Show, in full, each line of the data that contains "Error".

Stored items:
** start **

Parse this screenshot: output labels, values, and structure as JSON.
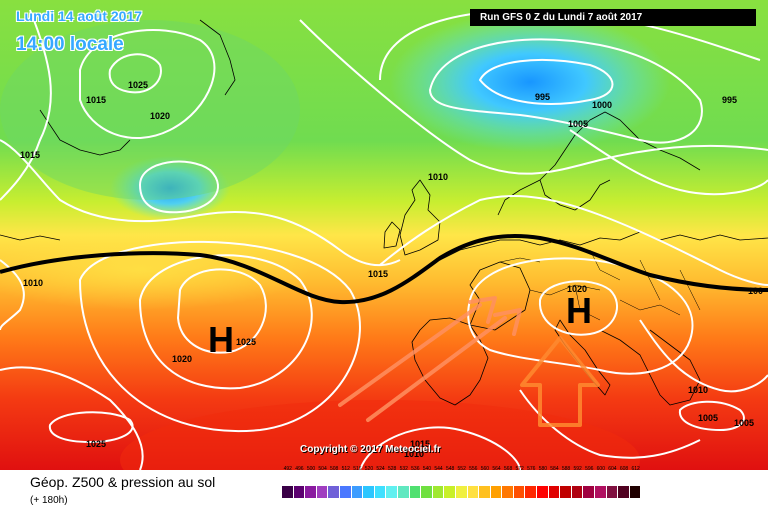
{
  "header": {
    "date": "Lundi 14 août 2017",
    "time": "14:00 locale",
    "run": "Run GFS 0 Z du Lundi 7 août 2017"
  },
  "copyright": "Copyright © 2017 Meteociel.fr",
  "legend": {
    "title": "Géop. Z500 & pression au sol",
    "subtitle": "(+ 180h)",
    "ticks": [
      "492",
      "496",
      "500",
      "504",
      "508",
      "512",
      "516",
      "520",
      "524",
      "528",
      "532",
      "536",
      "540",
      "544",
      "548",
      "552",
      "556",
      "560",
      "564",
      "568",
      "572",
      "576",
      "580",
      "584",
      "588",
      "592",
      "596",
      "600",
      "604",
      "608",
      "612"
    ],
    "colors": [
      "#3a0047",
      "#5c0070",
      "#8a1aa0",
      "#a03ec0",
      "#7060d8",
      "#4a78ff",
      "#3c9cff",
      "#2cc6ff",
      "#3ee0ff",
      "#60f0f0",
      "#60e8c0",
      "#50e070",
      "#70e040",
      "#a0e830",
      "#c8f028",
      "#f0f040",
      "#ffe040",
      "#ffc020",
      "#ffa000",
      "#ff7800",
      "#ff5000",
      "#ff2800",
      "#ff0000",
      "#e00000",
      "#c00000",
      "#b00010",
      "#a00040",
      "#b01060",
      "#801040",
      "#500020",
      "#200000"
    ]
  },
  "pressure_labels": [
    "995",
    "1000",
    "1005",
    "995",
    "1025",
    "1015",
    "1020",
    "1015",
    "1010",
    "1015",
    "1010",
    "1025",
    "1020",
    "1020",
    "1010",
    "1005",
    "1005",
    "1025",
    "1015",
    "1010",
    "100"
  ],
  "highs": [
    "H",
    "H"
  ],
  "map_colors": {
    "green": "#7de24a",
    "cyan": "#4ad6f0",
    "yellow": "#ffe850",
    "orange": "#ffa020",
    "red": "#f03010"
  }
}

** end **
** start **

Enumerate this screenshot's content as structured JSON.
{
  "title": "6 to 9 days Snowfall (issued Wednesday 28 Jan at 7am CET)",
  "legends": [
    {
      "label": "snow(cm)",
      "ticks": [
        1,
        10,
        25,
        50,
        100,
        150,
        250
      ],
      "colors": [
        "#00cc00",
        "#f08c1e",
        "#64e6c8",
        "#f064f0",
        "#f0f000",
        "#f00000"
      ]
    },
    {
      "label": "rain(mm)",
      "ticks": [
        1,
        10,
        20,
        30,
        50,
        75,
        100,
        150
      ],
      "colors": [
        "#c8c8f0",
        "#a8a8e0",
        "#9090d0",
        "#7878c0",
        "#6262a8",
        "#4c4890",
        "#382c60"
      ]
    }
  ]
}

** end **
** start **

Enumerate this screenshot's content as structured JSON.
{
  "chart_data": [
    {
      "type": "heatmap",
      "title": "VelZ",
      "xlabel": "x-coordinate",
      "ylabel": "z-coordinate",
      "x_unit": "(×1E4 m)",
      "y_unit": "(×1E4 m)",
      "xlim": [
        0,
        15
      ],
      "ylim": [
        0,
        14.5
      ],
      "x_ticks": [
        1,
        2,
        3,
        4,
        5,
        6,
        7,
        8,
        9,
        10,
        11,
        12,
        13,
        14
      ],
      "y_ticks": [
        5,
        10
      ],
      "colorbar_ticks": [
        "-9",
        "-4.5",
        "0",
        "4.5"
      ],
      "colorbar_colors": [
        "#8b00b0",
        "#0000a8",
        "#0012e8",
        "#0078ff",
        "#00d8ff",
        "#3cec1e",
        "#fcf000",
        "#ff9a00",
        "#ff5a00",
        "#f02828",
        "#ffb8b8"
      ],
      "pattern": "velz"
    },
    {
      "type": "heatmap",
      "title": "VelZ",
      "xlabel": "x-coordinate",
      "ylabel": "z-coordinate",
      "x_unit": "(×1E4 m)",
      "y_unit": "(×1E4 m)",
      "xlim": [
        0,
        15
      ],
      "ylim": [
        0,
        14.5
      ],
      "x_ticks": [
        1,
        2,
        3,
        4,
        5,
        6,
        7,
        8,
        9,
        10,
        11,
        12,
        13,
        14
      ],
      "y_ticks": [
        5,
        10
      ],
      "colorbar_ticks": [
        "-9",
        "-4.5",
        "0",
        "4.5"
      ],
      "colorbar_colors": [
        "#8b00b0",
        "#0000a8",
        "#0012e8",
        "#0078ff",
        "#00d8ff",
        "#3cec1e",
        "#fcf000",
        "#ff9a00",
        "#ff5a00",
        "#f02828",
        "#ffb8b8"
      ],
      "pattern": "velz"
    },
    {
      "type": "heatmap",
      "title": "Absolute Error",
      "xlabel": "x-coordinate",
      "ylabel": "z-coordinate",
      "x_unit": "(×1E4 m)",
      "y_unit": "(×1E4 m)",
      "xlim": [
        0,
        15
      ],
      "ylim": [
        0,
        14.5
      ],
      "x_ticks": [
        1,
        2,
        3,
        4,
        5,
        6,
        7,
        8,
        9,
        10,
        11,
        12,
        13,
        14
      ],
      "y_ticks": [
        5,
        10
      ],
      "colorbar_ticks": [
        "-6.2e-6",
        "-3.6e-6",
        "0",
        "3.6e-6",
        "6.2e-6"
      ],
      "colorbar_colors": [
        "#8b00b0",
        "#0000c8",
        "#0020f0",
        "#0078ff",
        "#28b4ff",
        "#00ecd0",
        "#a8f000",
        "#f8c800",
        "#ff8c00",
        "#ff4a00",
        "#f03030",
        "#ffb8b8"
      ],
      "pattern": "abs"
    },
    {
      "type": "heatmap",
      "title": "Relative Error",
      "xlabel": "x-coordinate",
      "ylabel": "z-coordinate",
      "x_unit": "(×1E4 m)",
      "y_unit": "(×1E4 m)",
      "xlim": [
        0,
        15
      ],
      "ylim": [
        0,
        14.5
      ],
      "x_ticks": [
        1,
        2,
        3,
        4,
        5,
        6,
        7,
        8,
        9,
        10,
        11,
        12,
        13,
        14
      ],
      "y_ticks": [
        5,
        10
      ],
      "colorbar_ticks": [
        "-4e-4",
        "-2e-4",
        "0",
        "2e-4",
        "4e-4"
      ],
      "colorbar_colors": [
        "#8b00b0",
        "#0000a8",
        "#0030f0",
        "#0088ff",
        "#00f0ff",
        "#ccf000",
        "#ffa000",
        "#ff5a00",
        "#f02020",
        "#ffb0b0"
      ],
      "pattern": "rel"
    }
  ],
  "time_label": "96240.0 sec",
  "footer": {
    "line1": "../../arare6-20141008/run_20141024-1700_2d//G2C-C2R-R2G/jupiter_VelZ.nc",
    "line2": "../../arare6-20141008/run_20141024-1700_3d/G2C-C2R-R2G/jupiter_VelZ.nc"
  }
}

** end **

TASK ANSWER
      "title": "Absolute Error",
      "title": "Relative Error",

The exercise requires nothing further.